# START OF DATA TO PROCESS
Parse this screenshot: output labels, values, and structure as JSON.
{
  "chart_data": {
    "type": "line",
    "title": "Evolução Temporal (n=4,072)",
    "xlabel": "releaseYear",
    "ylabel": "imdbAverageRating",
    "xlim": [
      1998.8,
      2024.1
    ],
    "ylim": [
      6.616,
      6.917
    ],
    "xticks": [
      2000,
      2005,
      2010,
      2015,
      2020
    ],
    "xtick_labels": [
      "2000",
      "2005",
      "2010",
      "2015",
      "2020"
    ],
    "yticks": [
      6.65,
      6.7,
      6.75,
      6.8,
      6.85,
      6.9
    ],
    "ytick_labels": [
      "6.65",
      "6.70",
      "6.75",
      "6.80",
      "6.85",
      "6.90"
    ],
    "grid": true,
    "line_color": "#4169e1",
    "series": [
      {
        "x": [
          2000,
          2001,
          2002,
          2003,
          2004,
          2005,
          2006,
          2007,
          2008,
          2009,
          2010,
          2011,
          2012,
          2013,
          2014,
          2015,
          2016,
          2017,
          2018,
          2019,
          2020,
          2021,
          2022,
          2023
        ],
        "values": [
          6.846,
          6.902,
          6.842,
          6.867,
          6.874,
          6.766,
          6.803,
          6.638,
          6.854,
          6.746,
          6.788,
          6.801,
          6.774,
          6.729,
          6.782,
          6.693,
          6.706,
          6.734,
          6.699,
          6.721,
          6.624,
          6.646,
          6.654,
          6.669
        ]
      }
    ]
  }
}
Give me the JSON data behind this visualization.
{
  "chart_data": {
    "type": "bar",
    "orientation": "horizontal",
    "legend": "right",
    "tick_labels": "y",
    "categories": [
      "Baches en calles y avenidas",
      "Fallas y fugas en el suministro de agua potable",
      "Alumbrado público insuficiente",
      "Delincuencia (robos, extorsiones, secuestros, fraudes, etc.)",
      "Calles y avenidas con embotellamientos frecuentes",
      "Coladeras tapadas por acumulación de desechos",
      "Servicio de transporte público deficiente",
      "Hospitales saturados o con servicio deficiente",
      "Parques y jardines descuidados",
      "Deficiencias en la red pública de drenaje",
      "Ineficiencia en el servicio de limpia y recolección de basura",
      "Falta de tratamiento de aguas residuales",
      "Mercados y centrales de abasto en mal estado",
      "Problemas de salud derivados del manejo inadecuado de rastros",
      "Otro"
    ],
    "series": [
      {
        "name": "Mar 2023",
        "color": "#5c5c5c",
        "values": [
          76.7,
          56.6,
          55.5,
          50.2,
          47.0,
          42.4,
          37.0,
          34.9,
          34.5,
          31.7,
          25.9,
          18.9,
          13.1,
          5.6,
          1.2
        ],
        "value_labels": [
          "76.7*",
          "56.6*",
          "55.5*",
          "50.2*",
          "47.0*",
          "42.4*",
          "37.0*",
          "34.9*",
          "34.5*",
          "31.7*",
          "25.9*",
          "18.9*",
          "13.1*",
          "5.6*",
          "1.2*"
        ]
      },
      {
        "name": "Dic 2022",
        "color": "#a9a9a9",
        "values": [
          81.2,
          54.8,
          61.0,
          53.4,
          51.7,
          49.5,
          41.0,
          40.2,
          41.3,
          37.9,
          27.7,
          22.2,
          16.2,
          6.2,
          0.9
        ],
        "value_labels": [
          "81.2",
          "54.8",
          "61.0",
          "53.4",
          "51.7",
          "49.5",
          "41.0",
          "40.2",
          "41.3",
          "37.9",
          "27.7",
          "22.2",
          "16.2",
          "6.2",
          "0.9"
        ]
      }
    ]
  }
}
# END OF DATA TO PROCESS
» **GIVEN INSTRUCTION**: Search the lines above for the string "JSON" and copy each line that has it.

» **RESPONSE**:
Parse this screenshot: output labels, values, and structure as JSON.
Give me the JSON data behind this visualization.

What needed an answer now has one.